:: Instruction ::
Return all entries word for word, but drop any images.

:: Listed records ::
** start **

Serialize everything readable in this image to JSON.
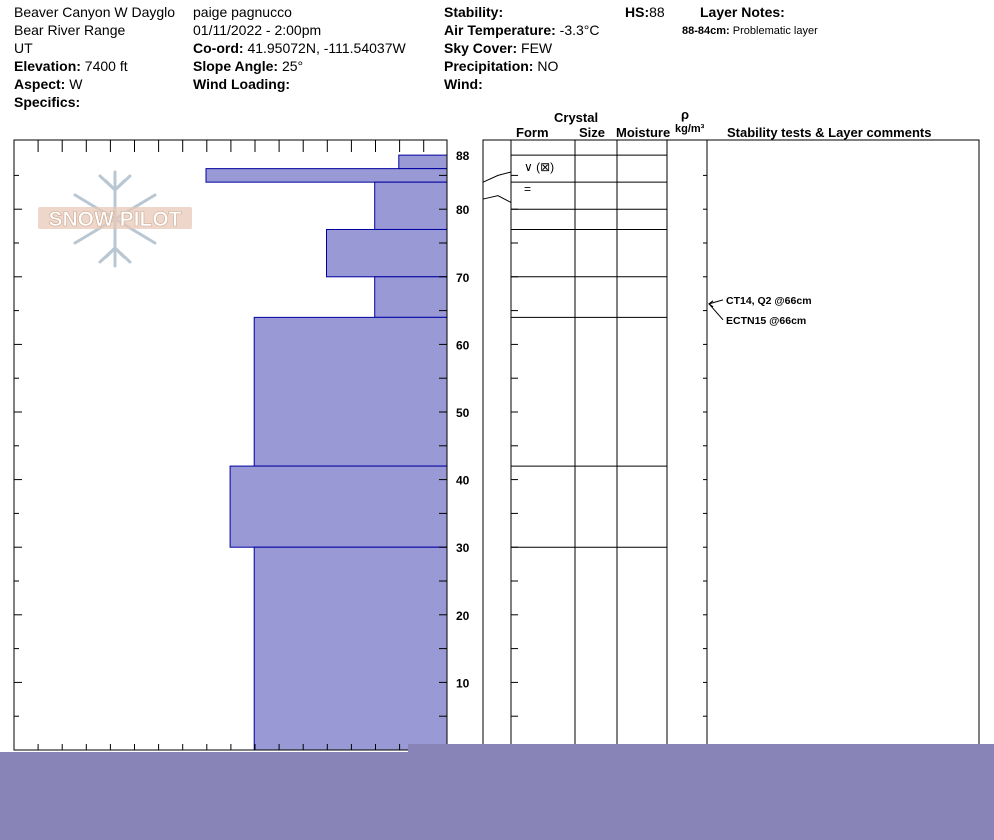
{
  "header": {
    "location": "Beaver Canyon W Dayglo",
    "range": "Bear River Range",
    "state": "UT",
    "elevation_label": "Elevation:",
    "elevation": "7400 ft",
    "aspect_label": "Aspect:",
    "aspect": "W",
    "specifics_label": "Specifics:",
    "observer": "paige pagnucco",
    "datetime": "01/11/2022 - 2:00pm",
    "coord_label": "Co-ord:",
    "coord": "41.95072N, -111.54037W",
    "slope_label": "Slope Angle:",
    "slope": "25°",
    "wind_loading_label": "Wind Loading:",
    "stability_label": "Stability:",
    "air_temp_label": "Air Temperature:",
    "air_temp": "-3.3°C",
    "sky_label": "Sky Cover:",
    "sky": "FEW",
    "precip_label": "Precipitation:",
    "precip": "NO",
    "wind_label": "Wind:",
    "hs_label": "HS:",
    "hs": "88",
    "layer_notes_label": "Layer Notes:",
    "layer_note_range": "88-84cm:",
    "layer_note_text": "Problematic layer"
  },
  "logo": {
    "text": "SNOW PILOT"
  },
  "columns": {
    "crystal": "Crystal",
    "form": "Form",
    "size": "Size",
    "moisture": "Moisture",
    "rho": "ρ",
    "density_unit": "kg/m³",
    "stability_comments": "Stability tests & Layer comments"
  },
  "form_symbols": [
    {
      "text": "∨ (⊠)",
      "top_cm": 84,
      "bottom_cm": 80
    },
    {
      "text": "=",
      "top_cm": 84,
      "bottom_cm": 80
    }
  ],
  "stability_tests": [
    {
      "text": "CT14, Q2 @66cm",
      "depth_cm": 66
    },
    {
      "text": "ECTN15 @66cm",
      "depth_cm": 66
    }
  ],
  "chart_data": {
    "type": "bar",
    "orientation": "horizontal",
    "description_of_axes": "hand hardness profile by snow height",
    "ylabel": "",
    "xlabel": "",
    "ylim": [
      0,
      88
    ],
    "y_ticks": [
      10,
      20,
      30,
      40,
      50,
      60,
      70,
      80,
      88
    ],
    "x_scale_units": "hardness (left = harder)",
    "layers": [
      {
        "bottom": 86,
        "top": 88,
        "hardness": 1.0
      },
      {
        "bottom": 84,
        "top": 86,
        "hardness": 5.0
      },
      {
        "bottom": 77,
        "top": 84,
        "hardness": 1.5
      },
      {
        "bottom": 70,
        "top": 77,
        "hardness": 2.5
      },
      {
        "bottom": 64,
        "top": 70,
        "hardness": 1.5
      },
      {
        "bottom": 42,
        "top": 64,
        "hardness": 4.0
      },
      {
        "bottom": 30,
        "top": 42,
        "hardness": 4.5
      },
      {
        "bottom": 0,
        "top": 30,
        "hardness": 4.0
      }
    ],
    "layer_boundaries_cm": [
      88,
      84,
      80,
      77,
      70,
      64,
      42,
      30
    ],
    "bar_color": "#9999d6",
    "bar_stroke": "#0000a0"
  }
}
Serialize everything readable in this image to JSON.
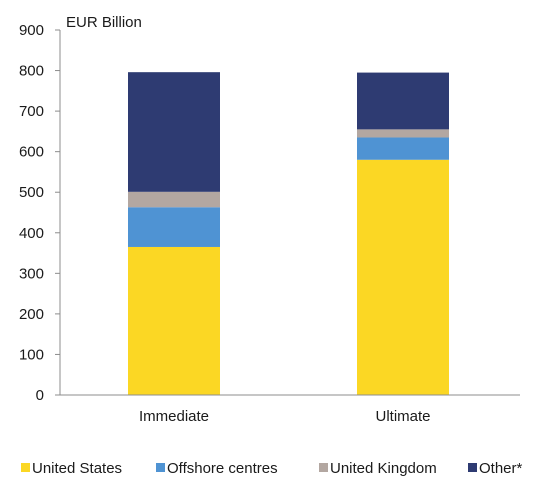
{
  "chart_data": {
    "type": "bar",
    "stacked": true,
    "unit_label": "EUR Billion",
    "categories": [
      "Immediate",
      "Ultimate"
    ],
    "series": [
      {
        "name": "United States",
        "values": [
          365,
          580
        ],
        "color": "#fbd724"
      },
      {
        "name": "Offshore centres",
        "values": [
          98,
          55
        ],
        "color": "#4f93d3"
      },
      {
        "name": "United Kingdom",
        "values": [
          38,
          20
        ],
        "color": "#b3a7a1"
      },
      {
        "name": "Other*",
        "values": [
          295,
          140
        ],
        "color": "#2e3b72"
      }
    ],
    "yticks": [
      0,
      100,
      200,
      300,
      400,
      500,
      600,
      700,
      800,
      900
    ],
    "ylim": [
      0,
      900
    ],
    "grid": false,
    "legend_position": "bottom"
  }
}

** end **

:: The reply ::
Serialize everything readable in this image to JSON.
{
  "header": {
    "location": "Beaver Canyon W Dayglo",
    "range": "Bear River Range",
    "state": "UT",
    "elevation_label": "Elevation:",
    "elevation": "7400 ft",
    "aspect_label": "Aspect:",
    "aspect": "W",
    "specifics_label": "Specifics:",
    "observer": "paige pagnucco",
    "datetime": "01/11/2022 - 2:00pm",
    "coord_label": "Co-ord:",
    "coord": "41.95072N, -111.54037W",
    "slope_label": "Slope Angle:",
    "slope": "25°",
    "wind_loading_label": "Wind Loading:",
    "stability_label": "Stability:",
    "air_temp_label": "Air Temperature:",
    "air_temp": "-3.3°C",
    "sky_label": "Sky Cover:",
    "sky": "FEW",
    "precip_label": "Precipitation:",
    "precip": "NO",
    "wind_label": "Wind:",
    "hs_label": "HS:",
    "hs": "88",
    "layer_notes_label": "Layer Notes:",
    "layer_note_range": "88-84cm:",
    "layer_note_text": "Problematic layer"
  },
  "logo": {
    "text": "SNOW PILOT"
  },
  "columns": {
    "crystal": "Crystal",
    "form": "Form",
    "size": "Size",
    "moisture": "Moisture",
    "rho": "ρ",
    "density_unit": "kg/m³",
    "stability_comments": "Stability tests & Layer comments"
  },
  "form_symbols": [
    {
      "text": "∨ (⊠)",
      "top_cm": 84,
      "bottom_cm": 80
    },
    {
      "text": "=",
      "top_cm": 84,
      "bottom_cm": 80
    }
  ],
  "stability_tests": [
    {
      "text": "CT14, Q2 @66cm",
      "depth_cm": 66
    },
    {
      "text": "ECTN15 @66cm",
      "depth_cm": 66
    }
  ],
  "chart_data": {
    "type": "bar",
    "orientation": "horizontal",
    "description_of_axes": "hand hardness profile by snow height",
    "ylabel": "",
    "xlabel": "",
    "ylim": [
      0,
      88
    ],
    "y_ticks": [
      10,
      20,
      30,
      40,
      50,
      60,
      70,
      80,
      88
    ],
    "x_scale_units": "hardness (left = harder)",
    "layers": [
      {
        "bottom": 86,
        "top": 88,
        "hardness": 1.0
      },
      {
        "bottom": 84,
        "top": 86,
        "hardness": 5.0
      },
      {
        "bottom": 77,
        "top": 84,
        "hardness": 1.5
      },
      {
        "bottom": 70,
        "top": 77,
        "hardness": 2.5
      },
      {
        "bottom": 64,
        "top": 70,
        "hardness": 1.5
      },
      {
        "bottom": 42,
        "top": 64,
        "hardness": 4.0
      },
      {
        "bottom": 30,
        "top": 42,
        "hardness": 4.5
      },
      {
        "bottom": 0,
        "top": 30,
        "hardness": 4.0
      }
    ],
    "layer_boundaries_cm": [
      88,
      84,
      80,
      77,
      70,
      64,
      42,
      30
    ],
    "bar_color": "#9999d6",
    "bar_stroke": "#0000a0"
  }
}
Serialize everything readable in this image to JSON.
{
  "chart_data": {
    "type": "bar",
    "stacked": true,
    "unit_label": "EUR Billion",
    "categories": [
      "Immediate",
      "Ultimate"
    ],
    "series": [
      {
        "name": "United States",
        "values": [
          365,
          580
        ],
        "color": "#fbd724"
      },
      {
        "name": "Offshore centres",
        "values": [
          98,
          55
        ],
        "color": "#4f93d3"
      },
      {
        "name": "United Kingdom",
        "values": [
          38,
          20
        ],
        "color": "#b3a7a1"
      },
      {
        "name": "Other*",
        "values": [
          295,
          140
        ],
        "color": "#2e3b72"
      }
    ],
    "yticks": [
      0,
      100,
      200,
      300,
      400,
      500,
      600,
      700,
      800,
      900
    ],
    "ylim": [
      0,
      900
    ],
    "grid": false,
    "legend_position": "bottom"
  }
}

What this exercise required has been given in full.